>> BEGIN
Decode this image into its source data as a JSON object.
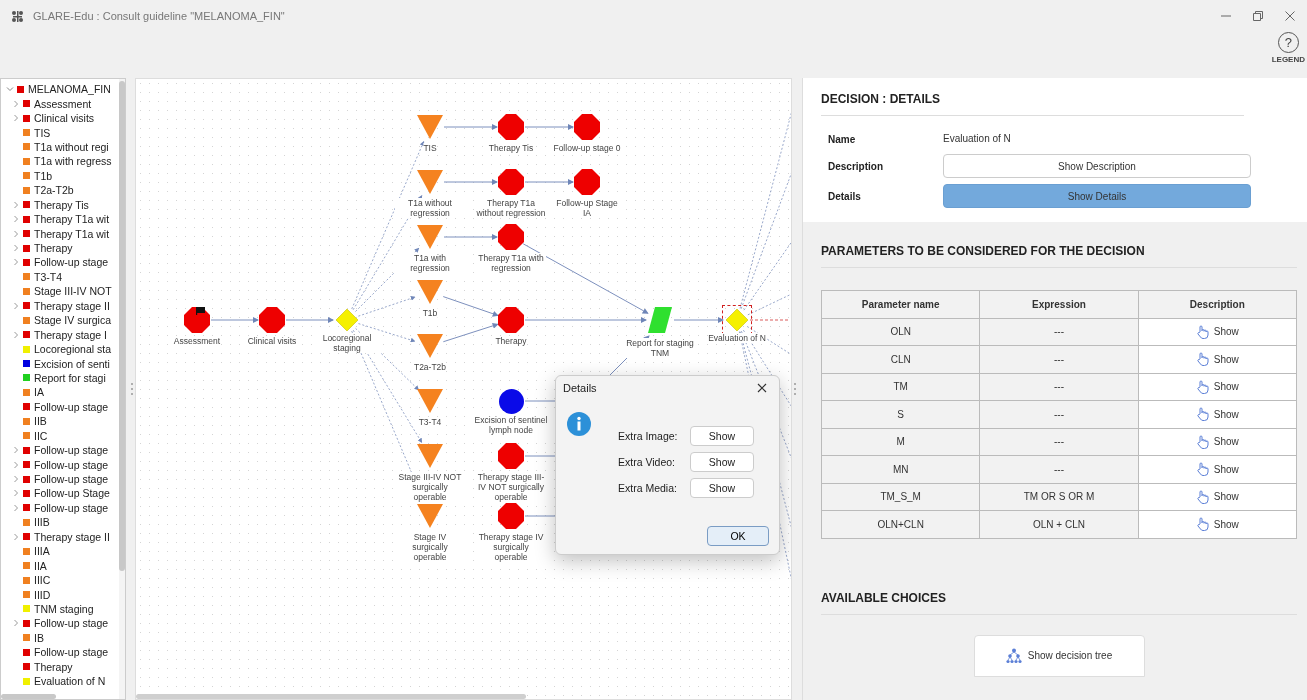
{
  "window": {
    "title": "GLARE-Edu : Consult guideline \"MELANOMA_FIN\""
  },
  "legend": {
    "symbol": "?",
    "label": "LEGEND"
  },
  "tree": {
    "root": {
      "label": "MELANOMA_FIN",
      "color": "#e00000",
      "expanded": true
    },
    "items": [
      {
        "label": "Assessment",
        "color": "#e00000",
        "expandable": true
      },
      {
        "label": "Clinical visits",
        "color": "#e00000",
        "expandable": true
      },
      {
        "label": "TIS",
        "color": "#f08020",
        "expandable": false
      },
      {
        "label": "T1a without regi",
        "color": "#f08020",
        "expandable": false
      },
      {
        "label": "T1a with regress",
        "color": "#f08020",
        "expandable": false
      },
      {
        "label": "T1b",
        "color": "#f08020",
        "expandable": false
      },
      {
        "label": "T2a-T2b",
        "color": "#f08020",
        "expandable": false
      },
      {
        "label": "Therapy Tis",
        "color": "#e00000",
        "expandable": true
      },
      {
        "label": "Therapy T1a wit",
        "color": "#e00000",
        "expandable": true
      },
      {
        "label": "Therapy T1a wit",
        "color": "#e00000",
        "expandable": true
      },
      {
        "label": "Therapy",
        "color": "#e00000",
        "expandable": true
      },
      {
        "label": "Follow-up stage",
        "color": "#e00000",
        "expandable": true
      },
      {
        "label": "T3-T4",
        "color": "#f08020",
        "expandable": false
      },
      {
        "label": "Stage III-IV NOT",
        "color": "#f08020",
        "expandable": false
      },
      {
        "label": "Therapy stage II",
        "color": "#e00000",
        "expandable": true
      },
      {
        "label": "Stage IV surgica",
        "color": "#f08020",
        "expandable": false
      },
      {
        "label": "Therapy stage I",
        "color": "#e00000",
        "expandable": true
      },
      {
        "label": "Locoregional sta",
        "color": "#f0f000",
        "expandable": false
      },
      {
        "label": "Excision of senti",
        "color": "#0000e0",
        "expandable": false
      },
      {
        "label": "Report for stagi",
        "color": "#20d020",
        "expandable": false
      },
      {
        "label": "IA",
        "color": "#f08020",
        "expandable": false
      },
      {
        "label": "Follow-up stage",
        "color": "#e00000",
        "expandable": false
      },
      {
        "label": "IIB",
        "color": "#f08020",
        "expandable": false
      },
      {
        "label": "IIC",
        "color": "#f08020",
        "expandable": false
      },
      {
        "label": "Follow-up stage",
        "color": "#e00000",
        "expandable": true
      },
      {
        "label": "Follow-up stage",
        "color": "#e00000",
        "expandable": true
      },
      {
        "label": "Follow-up stage",
        "color": "#e00000",
        "expandable": true
      },
      {
        "label": "Follow-up Stage",
        "color": "#e00000",
        "expandable": true
      },
      {
        "label": "Follow-up stage",
        "color": "#e00000",
        "expandable": true
      },
      {
        "label": "IIIB",
        "color": "#f08020",
        "expandable": false
      },
      {
        "label": "Therapy stage II",
        "color": "#e00000",
        "expandable": true
      },
      {
        "label": "IIIA",
        "color": "#f08020",
        "expandable": false
      },
      {
        "label": "IIA",
        "color": "#f08020",
        "expandable": false
      },
      {
        "label": "IIIC",
        "color": "#f08020",
        "expandable": false
      },
      {
        "label": "IIID",
        "color": "#f08020",
        "expandable": false
      },
      {
        "label": "TNM staging",
        "color": "#f0f000",
        "expandable": false
      },
      {
        "label": "Follow-up stage",
        "color": "#e00000",
        "expandable": true
      },
      {
        "label": "IB",
        "color": "#f08020",
        "expandable": false
      },
      {
        "label": "Follow-up stage",
        "color": "#e00000",
        "expandable": false
      },
      {
        "label": "Therapy",
        "color": "#e00000",
        "expandable": false
      },
      {
        "label": "Evaluation of N",
        "color": "#f0f000",
        "expandable": false
      }
    ]
  },
  "graph": {
    "nodes": [
      {
        "label": "Assessment",
        "kind": "octagon",
        "selected": false,
        "start": true
      },
      {
        "label": "Clinical visits",
        "kind": "octagon",
        "selected": false,
        "start": false
      },
      {
        "label": "Locoregional staging",
        "kind": "diamond",
        "selected": false,
        "start": false
      },
      {
        "label": "TIS",
        "kind": "triangle",
        "selected": false,
        "start": false
      },
      {
        "label": "T1a without regression",
        "kind": "triangle",
        "selected": false,
        "start": false
      },
      {
        "label": "T1a with regression",
        "kind": "triangle",
        "selected": false,
        "start": false
      },
      {
        "label": "T1b",
        "kind": "triangle",
        "selected": false,
        "start": false
      },
      {
        "label": "T2a-T2b",
        "kind": "triangle",
        "selected": false,
        "start": false
      },
      {
        "label": "T3-T4",
        "kind": "triangle",
        "selected": false,
        "start": false
      },
      {
        "label": "Stage III-IV NOT surgically operable",
        "kind": "triangle",
        "selected": false,
        "start": false
      },
      {
        "label": "Stage IV surgically operable",
        "kind": "triangle",
        "selected": false,
        "start": false
      },
      {
        "label": "Therapy Tis",
        "kind": "octagon",
        "selected": false,
        "start": false
      },
      {
        "label": "Follow-up stage 0",
        "kind": "octagon",
        "selected": false,
        "start": false
      },
      {
        "label": "Therapy T1a without regression",
        "kind": "octagon",
        "selected": false,
        "start": false
      },
      {
        "label": "Follow-up Stage IA",
        "kind": "octagon",
        "selected": false,
        "start": false
      },
      {
        "label": "Therapy T1a with regression",
        "kind": "octagon",
        "selected": false,
        "start": false
      },
      {
        "label": "Therapy",
        "kind": "octagon",
        "selected": false,
        "start": false
      },
      {
        "label": "Excision of sentinel lymph node",
        "kind": "circle",
        "selected": false,
        "start": false
      },
      {
        "label": "Therapy stage III- IV NOT surgically operable",
        "kind": "octagon",
        "selected": false,
        "start": false
      },
      {
        "label": "Therapy stage IV surgically operable",
        "kind": "octagon",
        "selected": false,
        "start": false
      },
      {
        "label": "Report for staging TNM",
        "kind": "parallelogram",
        "selected": false,
        "start": false
      },
      {
        "label": "Evaluation of N",
        "kind": "diamond",
        "selected": true,
        "start": false
      }
    ]
  },
  "dialog": {
    "title": "Details",
    "rows": [
      {
        "label": "Extra Image:",
        "button": "Show"
      },
      {
        "label": "Extra Video:",
        "button": "Show"
      },
      {
        "label": "Extra Media:",
        "button": "Show"
      }
    ],
    "ok": "OK"
  },
  "decision": {
    "title": "DECISION : DETAILS",
    "fields": [
      {
        "label": "Name",
        "kind": "text",
        "value": "Evaluation of N"
      },
      {
        "label": "Description",
        "kind": "button",
        "value": "Show Description",
        "active": false
      },
      {
        "label": "Details",
        "kind": "button",
        "value": "Show Details",
        "active": true
      }
    ]
  },
  "parameters": {
    "title": "PARAMETERS TO BE CONSIDERED FOR THE DECISION",
    "columns": [
      "Parameter name",
      "Expression",
      "Description"
    ],
    "rows": [
      {
        "name": "OLN",
        "expression": "---",
        "description": "Show"
      },
      {
        "name": "CLN",
        "expression": "---",
        "description": "Show"
      },
      {
        "name": "TM",
        "expression": "---",
        "description": "Show"
      },
      {
        "name": "S",
        "expression": "---",
        "description": "Show"
      },
      {
        "name": "M",
        "expression": "---",
        "description": "Show"
      },
      {
        "name": "MN",
        "expression": "---",
        "description": "Show"
      },
      {
        "name": "TM_S_M",
        "expression": "TM OR S OR M",
        "description": "Show"
      },
      {
        "name": "OLN+CLN",
        "expression": "OLN + CLN",
        "description": "Show"
      }
    ]
  },
  "choices": {
    "title": "AVAILABLE CHOICES",
    "button": "Show decision tree"
  }
}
>> END
GOAL OF THE EXERCISE. How many of the lines above contain the string "surgically"? Give the number only.

IN RESPONSE. 4